Data entries
____________________

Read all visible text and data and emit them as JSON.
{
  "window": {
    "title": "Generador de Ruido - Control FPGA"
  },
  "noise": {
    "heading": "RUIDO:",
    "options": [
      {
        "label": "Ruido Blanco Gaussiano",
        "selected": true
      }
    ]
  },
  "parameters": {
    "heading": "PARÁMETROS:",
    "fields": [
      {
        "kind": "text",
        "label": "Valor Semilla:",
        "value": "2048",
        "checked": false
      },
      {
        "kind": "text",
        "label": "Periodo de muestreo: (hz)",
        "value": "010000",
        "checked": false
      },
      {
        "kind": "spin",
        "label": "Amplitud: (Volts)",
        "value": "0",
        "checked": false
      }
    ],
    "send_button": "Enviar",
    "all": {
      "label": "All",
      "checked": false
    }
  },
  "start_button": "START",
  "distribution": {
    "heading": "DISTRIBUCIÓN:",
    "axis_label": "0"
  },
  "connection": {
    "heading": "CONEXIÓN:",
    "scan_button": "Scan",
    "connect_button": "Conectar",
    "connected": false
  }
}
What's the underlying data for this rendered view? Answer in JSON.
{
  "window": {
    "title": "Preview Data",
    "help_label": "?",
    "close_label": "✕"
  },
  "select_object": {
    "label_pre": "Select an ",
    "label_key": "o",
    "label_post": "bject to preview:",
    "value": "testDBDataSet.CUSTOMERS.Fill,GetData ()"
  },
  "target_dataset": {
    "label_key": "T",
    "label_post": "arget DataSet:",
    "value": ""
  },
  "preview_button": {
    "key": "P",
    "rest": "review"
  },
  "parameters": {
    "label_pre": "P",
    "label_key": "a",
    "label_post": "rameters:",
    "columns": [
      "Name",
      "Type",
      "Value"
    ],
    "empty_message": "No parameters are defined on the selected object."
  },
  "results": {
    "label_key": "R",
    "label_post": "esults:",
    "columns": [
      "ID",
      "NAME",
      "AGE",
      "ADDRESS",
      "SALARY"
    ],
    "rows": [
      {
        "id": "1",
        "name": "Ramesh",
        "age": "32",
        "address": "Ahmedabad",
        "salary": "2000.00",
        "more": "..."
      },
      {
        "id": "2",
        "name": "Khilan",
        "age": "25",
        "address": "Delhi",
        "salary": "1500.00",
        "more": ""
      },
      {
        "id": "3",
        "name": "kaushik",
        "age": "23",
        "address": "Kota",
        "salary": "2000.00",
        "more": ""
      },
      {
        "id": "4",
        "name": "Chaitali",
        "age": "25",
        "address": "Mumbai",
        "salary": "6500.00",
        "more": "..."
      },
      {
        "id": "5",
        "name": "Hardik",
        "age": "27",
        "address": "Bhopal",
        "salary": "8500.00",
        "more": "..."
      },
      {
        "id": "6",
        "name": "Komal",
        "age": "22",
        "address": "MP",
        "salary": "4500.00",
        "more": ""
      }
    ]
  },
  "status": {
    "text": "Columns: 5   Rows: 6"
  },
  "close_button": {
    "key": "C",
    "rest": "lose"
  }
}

____________________

Your objective
From the line that contains "What's the underlying" to the last line of the material above, repeat every line exactly, keeping both the first and the last.

Problem solution
What's the underlying data for this rendered view? Answer in JSON.
{
  "window": {
    "title": "Preview Data",
    "help_label": "?",
    "close_label": "✕"
  },
  "select_object": {
    "label_pre": "Select an ",
    "label_key": "o",
    "label_post": "bject to preview:",
    "value": "testDBDataSet.CUSTOMERS.Fill,GetData ()"
  },
  "target_dataset": {
    "label_key": "T",
    "label_post": "arget DataSet:",
    "value": ""
  },
  "preview_button": {
    "key": "P",
    "rest": "review"
  },
  "parameters": {
    "label_pre": "P",
    "label_key": "a",
    "label_post": "rameters:",
    "columns": [
      "Name",
      "Type",
      "Value"
    ],
    "empty_message": "No parameters are defined on the selected object."
  },
  "results": {
    "label_key": "R",
    "label_post": "esults:",
    "columns": [
      "ID",
      "NAME",
      "AGE",
      "ADDRESS",
      "SALARY"
    ],
    "rows": [
      {
        "id": "1",
        "name": "Ramesh",
        "age": "32",
        "address": "Ahmedabad",
        "salary": "2000.00",
        "more": "..."
      },
      {
        "id": "2",
        "name": "Khilan",
        "age": "25",
        "address": "Delhi",
        "salary": "1500.00",
        "more": ""
      },
      {
        "id": "3",
        "name": "kaushik",
        "age": "23",
        "address": "Kota",
        "salary": "2000.00",
        "more": ""
      },
      {
        "id": "4",
        "name": "Chaitali",
        "age": "25",
        "address": "Mumbai",
        "salary": "6500.00",
        "more": "..."
      },
      {
        "id": "5",
        "name": "Hardik",
        "age": "27",
        "address": "Bhopal",
        "salary": "8500.00",
        "more": "..."
      },
      {
        "id": "6",
        "name": "Komal",
        "age": "22",
        "address": "MP",
        "salary": "4500.00",
        "more": ""
      }
    ]
  },
  "status": {
    "text": "Columns: 5   Rows: 6"
  },
  "close_button": {
    "key": "C",
    "rest": "lose"
  }
}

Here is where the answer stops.